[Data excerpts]
—————

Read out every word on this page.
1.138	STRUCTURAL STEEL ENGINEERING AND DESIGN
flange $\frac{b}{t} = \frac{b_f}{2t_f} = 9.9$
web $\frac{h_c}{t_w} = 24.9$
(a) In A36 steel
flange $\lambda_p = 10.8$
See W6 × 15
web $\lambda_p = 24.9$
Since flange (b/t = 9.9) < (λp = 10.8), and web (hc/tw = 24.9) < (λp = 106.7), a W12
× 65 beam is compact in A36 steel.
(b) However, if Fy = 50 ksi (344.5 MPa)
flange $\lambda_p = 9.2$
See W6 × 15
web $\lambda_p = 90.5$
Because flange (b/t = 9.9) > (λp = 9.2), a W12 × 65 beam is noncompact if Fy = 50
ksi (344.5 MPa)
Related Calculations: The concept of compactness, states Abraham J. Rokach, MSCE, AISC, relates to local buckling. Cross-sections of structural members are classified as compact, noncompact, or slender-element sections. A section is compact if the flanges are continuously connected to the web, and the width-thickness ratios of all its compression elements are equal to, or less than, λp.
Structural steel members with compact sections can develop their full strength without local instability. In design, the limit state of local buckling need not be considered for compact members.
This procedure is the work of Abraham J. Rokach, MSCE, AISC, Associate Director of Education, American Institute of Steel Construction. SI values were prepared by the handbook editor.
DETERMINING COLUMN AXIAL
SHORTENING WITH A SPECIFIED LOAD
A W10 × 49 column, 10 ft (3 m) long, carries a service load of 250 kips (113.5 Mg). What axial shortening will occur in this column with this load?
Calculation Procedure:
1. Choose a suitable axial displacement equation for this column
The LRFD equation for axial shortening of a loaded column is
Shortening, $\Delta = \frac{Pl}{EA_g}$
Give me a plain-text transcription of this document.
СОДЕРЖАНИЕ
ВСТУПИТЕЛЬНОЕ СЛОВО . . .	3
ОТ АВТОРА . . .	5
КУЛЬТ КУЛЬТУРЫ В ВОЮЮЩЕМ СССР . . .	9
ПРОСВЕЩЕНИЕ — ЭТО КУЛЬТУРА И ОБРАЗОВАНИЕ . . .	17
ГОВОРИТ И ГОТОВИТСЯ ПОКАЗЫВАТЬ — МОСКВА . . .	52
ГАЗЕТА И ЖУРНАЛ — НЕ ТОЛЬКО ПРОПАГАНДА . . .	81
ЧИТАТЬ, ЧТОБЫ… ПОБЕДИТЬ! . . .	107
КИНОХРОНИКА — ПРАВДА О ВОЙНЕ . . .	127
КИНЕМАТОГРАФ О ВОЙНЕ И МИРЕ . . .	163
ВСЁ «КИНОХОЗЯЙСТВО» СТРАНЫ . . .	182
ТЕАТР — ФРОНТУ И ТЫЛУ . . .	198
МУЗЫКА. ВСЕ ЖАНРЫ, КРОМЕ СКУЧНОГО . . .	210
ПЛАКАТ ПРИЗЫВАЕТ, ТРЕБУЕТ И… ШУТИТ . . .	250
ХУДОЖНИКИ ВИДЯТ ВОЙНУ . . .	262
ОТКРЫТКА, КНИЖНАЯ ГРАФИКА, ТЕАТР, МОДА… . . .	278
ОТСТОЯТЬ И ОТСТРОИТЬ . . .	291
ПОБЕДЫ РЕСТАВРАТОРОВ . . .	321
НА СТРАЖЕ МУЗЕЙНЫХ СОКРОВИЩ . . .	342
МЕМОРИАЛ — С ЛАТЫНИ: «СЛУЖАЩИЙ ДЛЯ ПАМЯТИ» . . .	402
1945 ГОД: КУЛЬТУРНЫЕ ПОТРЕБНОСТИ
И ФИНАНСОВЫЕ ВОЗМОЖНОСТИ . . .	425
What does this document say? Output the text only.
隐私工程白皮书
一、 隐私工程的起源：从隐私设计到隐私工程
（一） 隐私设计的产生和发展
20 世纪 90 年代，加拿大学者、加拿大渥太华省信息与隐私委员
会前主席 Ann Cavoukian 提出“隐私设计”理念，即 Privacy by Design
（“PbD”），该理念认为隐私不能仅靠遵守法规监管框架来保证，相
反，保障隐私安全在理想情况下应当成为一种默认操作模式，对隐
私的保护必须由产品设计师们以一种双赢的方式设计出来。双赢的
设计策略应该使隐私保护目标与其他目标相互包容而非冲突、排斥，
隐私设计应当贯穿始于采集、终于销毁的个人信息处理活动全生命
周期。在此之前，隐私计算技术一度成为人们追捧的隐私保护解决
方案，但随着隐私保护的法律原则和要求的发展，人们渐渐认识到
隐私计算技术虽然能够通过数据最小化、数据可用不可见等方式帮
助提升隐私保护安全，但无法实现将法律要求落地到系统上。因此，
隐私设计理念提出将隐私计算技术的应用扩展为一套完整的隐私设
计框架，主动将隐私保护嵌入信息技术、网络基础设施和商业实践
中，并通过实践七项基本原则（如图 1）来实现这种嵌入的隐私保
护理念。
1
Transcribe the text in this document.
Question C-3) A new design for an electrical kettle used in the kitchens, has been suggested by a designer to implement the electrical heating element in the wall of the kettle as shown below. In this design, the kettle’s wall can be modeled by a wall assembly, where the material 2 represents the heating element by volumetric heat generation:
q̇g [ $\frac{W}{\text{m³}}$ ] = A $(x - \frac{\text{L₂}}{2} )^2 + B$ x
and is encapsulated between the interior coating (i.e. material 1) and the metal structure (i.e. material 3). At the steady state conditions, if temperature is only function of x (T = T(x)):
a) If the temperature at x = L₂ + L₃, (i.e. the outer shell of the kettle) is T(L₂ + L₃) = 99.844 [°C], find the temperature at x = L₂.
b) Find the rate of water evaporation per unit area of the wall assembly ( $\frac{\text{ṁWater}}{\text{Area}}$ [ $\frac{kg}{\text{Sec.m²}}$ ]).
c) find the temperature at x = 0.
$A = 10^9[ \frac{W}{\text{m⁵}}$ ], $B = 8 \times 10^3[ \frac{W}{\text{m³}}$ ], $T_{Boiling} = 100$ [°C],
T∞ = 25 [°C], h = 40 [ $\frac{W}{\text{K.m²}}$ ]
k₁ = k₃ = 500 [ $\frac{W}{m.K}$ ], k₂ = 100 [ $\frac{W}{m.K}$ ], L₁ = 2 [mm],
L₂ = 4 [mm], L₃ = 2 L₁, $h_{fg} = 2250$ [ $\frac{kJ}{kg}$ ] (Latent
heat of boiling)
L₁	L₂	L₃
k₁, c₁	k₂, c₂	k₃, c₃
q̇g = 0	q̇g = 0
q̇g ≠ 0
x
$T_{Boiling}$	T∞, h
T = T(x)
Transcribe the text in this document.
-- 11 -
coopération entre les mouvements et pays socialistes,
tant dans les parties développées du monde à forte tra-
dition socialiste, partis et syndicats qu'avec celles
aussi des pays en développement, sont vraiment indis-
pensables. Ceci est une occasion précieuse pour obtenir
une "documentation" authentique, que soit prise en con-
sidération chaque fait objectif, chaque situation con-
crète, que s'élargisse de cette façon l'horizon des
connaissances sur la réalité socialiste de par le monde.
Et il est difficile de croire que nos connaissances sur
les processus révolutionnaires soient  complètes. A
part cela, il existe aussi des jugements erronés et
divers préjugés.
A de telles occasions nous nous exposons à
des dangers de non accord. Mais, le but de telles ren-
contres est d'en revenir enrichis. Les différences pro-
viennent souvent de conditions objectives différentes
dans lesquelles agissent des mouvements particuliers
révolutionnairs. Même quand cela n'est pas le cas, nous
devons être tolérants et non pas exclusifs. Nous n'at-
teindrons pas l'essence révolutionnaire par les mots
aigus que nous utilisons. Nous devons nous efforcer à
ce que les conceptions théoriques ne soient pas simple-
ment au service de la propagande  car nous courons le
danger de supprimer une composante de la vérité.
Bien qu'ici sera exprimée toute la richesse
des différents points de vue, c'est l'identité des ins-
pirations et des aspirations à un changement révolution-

—————

Restate the data above exactly, keeping each word as it stands.

§ **WRITTEN SOLUTION**
Read out every word on this page.
1.138	STRUCTURAL STEEL ENGINEERING AND DESIGN
flange $\frac{b}{t} = \frac{b_f}{2t_f} = 9.9$
web $\frac{h_c}{t_w} = 24.9$
(a) In A36 steel
flange $\lambda_p = 10.8$
See W6 × 15
web $\lambda_p = 24.9$
Since flange (b/t = 9.9) < (λp = 10.8), and web (hc/tw = 24.9) < (λp = 106.7), a W12
× 65 beam is compact in A36 steel.
(b) However, if Fy = 50 ksi (344.5 MPa)
flange $\lambda_p = 9.2$
See W6 × 15
web $\lambda_p = 90.5$
Because flange (b/t = 9.9) > (λp = 9.2), a W12 × 65 beam is noncompact if Fy = 50
ksi (344.5 MPa)
Related Calculations: The concept of compactness, states Abraham J. Rokach, MSCE, AISC, relates to local buckling. Cross-sections of structural members are classified as compact, noncompact, or slender-element sections. A section is compact if the flanges are continuously connected to the web, and the width-thickness ratios of all its compression elements are equal to, or less than, λp.
Structural steel members with compact sections can develop their full strength without local instability. In design, the limit state of local buckling need not be considered for compact members.
This procedure is the work of Abraham J. Rokach, MSCE, AISC, Associate Director of Education, American Institute of Steel Construction. SI values were prepared by the handbook editor.
DETERMINING COLUMN AXIAL
SHORTENING WITH A SPECIFIED LOAD
A W10 × 49 column, 10 ft (3 m) long, carries a service load of 250 kips (113.5 Mg). What axial shortening will occur in this column with this load?
Calculation Procedure:
1. Choose a suitable axial displacement equation for this column
The LRFD equation for axial shortening of a loaded column is
Shortening, $\Delta = \frac{Pl}{EA_g}$
Give me a plain-text transcription of this document.
СОДЕРЖАНИЕ
ВСТУПИТЕЛЬНОЕ СЛОВО . . .	3
ОТ АВТОРА . . .	5
КУЛЬТ КУЛЬТУРЫ В ВОЮЮЩЕМ СССР . . .	9
ПРОСВЕЩЕНИЕ — ЭТО КУЛЬТУРА И ОБРАЗОВАНИЕ . . .	17
ГОВОРИТ И ГОТОВИТСЯ ПОКАЗЫВАТЬ — МОСКВА . . .	52
ГАЗЕТА И ЖУРНАЛ — НЕ ТОЛЬКО ПРОПАГАНДА . . .	81
ЧИТАТЬ, ЧТОБЫ… ПОБЕДИТЬ! . . .	107
КИНОХРОНИКА — ПРАВДА О ВОЙНЕ . . .	127
КИНЕМАТОГРАФ О ВОЙНЕ И МИРЕ . . .	163
ВСЁ «КИНОХОЗЯЙСТВО» СТРАНЫ . . .	182
ТЕАТР — ФРОНТУ И ТЫЛУ . . .	198
МУЗЫКА. ВСЕ ЖАНРЫ, КРОМЕ СКУЧНОГО . . .	210
ПЛАКАТ ПРИЗЫВАЕТ, ТРЕБУЕТ И… ШУТИТ . . .	250
ХУДОЖНИКИ ВИДЯТ ВОЙНУ . . .	262
ОТКРЫТКА, КНИЖНАЯ ГРАФИКА, ТЕАТР, МОДА… . . .	278
ОТСТОЯТЬ И ОТСТРОИТЬ . . .	291
ПОБЕДЫ РЕСТАВРАТОРОВ . . .	321
НА СТРАЖЕ МУЗЕЙНЫХ СОКРОВИЩ . . .	342
МЕМОРИАЛ — С ЛАТЫНИ: «СЛУЖАЩИЙ ДЛЯ ПАМЯТИ» . . .	402
1945 ГОД: КУЛЬТУРНЫЕ ПОТРЕБНОСТИ
И ФИНАНСОВЫЕ ВОЗМОЖНОСТИ . . .	425
What does this document say? Output the text only.
隐私工程白皮书
一、 隐私工程的起源：从隐私设计到隐私工程
（一） 隐私设计的产生和发展
20 世纪 90 年代，加拿大学者、加拿大渥太华省信息与隐私委员
会前主席 Ann Cavoukian 提出“隐私设计”理念，即 Privacy by Design
（“PbD”），该理念认为隐私不能仅靠遵守法规监管框架来保证，相
反，保障隐私安全在理想情况下应当成为一种默认操作模式，对隐
私的保护必须由产品设计师们以一种双赢的方式设计出来。双赢的
设计策略应该使隐私保护目标与其他目标相互包容而非冲突、排斥，
隐私设计应当贯穿始于采集、终于销毁的个人信息处理活动全生命
周期。在此之前，隐私计算技术一度成为人们追捧的隐私保护解决
方案，但随着隐私保护的法律原则和要求的发展，人们渐渐认识到
隐私计算技术虽然能够通过数据最小化、数据可用不可见等方式帮
助提升隐私保护安全，但无法实现将法律要求落地到系统上。因此，
隐私设计理念提出将隐私计算技术的应用扩展为一套完整的隐私设
计框架，主动将隐私保护嵌入信息技术、网络基础设施和商业实践
中，并通过实践七项基本原则（如图 1）来实现这种嵌入的隐私保
护理念。
1
Transcribe the text in this document.
Question C-3) A new design for an electrical kettle used in the kitchens, has been suggested by a designer to implement the electrical heating element in the wall of the kettle as shown below. In this design, the kettle’s wall can be modeled by a wall assembly, where the material 2 represents the heating element by volumetric heat generation:
q̇g [ $\frac{W}{\text{m³}}$ ] = A $(x - \frac{\text{L₂}}{2} )^2 + B$ x
and is encapsulated between the interior coating (i.e. material 1) and the metal structure (i.e. material 3). At the steady state conditions, if temperature is only function of x (T = T(x)):
a) If the temperature at x = L₂ + L₃, (i.e. the outer shell of the kettle) is T(L₂ + L₃) = 99.844 [°C], find the temperature at x = L₂.
b) Find the rate of water evaporation per unit area of the wall assembly ( $\frac{\text{ṁWater}}{\text{Area}}$ [ $\frac{kg}{\text{Sec.m²}}$ ]).
c) find the temperature at x = 0.
$A = 10^9[ \frac{W}{\text{m⁵}}$ ], $B = 8 \times 10^3[ \frac{W}{\text{m³}}$ ], $T_{Boiling} = 100$ [°C],
T∞ = 25 [°C], h = 40 [ $\frac{W}{\text{K.m²}}$ ]
k₁ = k₃ = 500 [ $\frac{W}{m.K}$ ], k₂ = 100 [ $\frac{W}{m.K}$ ], L₁ = 2 [mm],
L₂ = 4 [mm], L₃ = 2 L₁, $h_{fg} = 2250$ [ $\frac{kJ}{kg}$ ] (Latent
heat of boiling)
L₁	L₂	L₃
k₁, c₁	k₂, c₂	k₃, c₃
q̇g = 0	q̇g = 0
q̇g ≠ 0
x
$T_{Boiling}$	T∞, h
T = T(x)
Transcribe the text in this document.
-- 11 -
coopération entre les mouvements et pays socialistes,
tant dans les parties développées du monde à forte tra-
dition socialiste, partis et syndicats qu'avec celles
aussi des pays en développement, sont vraiment indis-
pensables. Ceci est une occasion précieuse pour obtenir
une "documentation" authentique, que soit prise en con-
sidération chaque fait objectif, chaque situation con-
crète, que s'élargisse de cette façon l'horizon des
connaissances sur la réalité socialiste de par le monde.
Et il est difficile de croire que nos connaissances sur
les processus révolutionnaires soient  complètes. A
part cela, il existe aussi des jugements erronés et
divers préjugés.
A de telles occasions nous nous exposons à
des dangers de non accord. Mais, le but de telles ren-
contres est d'en revenir enrichis. Les différences pro-
viennent souvent de conditions objectives différentes
dans lesquelles agissent des mouvements particuliers
révolutionnairs. Même quand cela n'est pas le cas, nous
devons être tolérants et non pas exclusifs. Nous n'at-
teindrons pas l'essence révolutionnaire par les mots
aigus que nous utilisons. Nous devons nous efforcer à
ce que les conceptions théoriques ne soient pas simple-
ment au service de la propagande  car nous courons le
danger de supprimer une composante de la vérité.
Bien qu'ici sera exprimée toute la richesse
des différents points de vue, c'est l'identité des ins-
pirations et des aspirations à un changement révolution-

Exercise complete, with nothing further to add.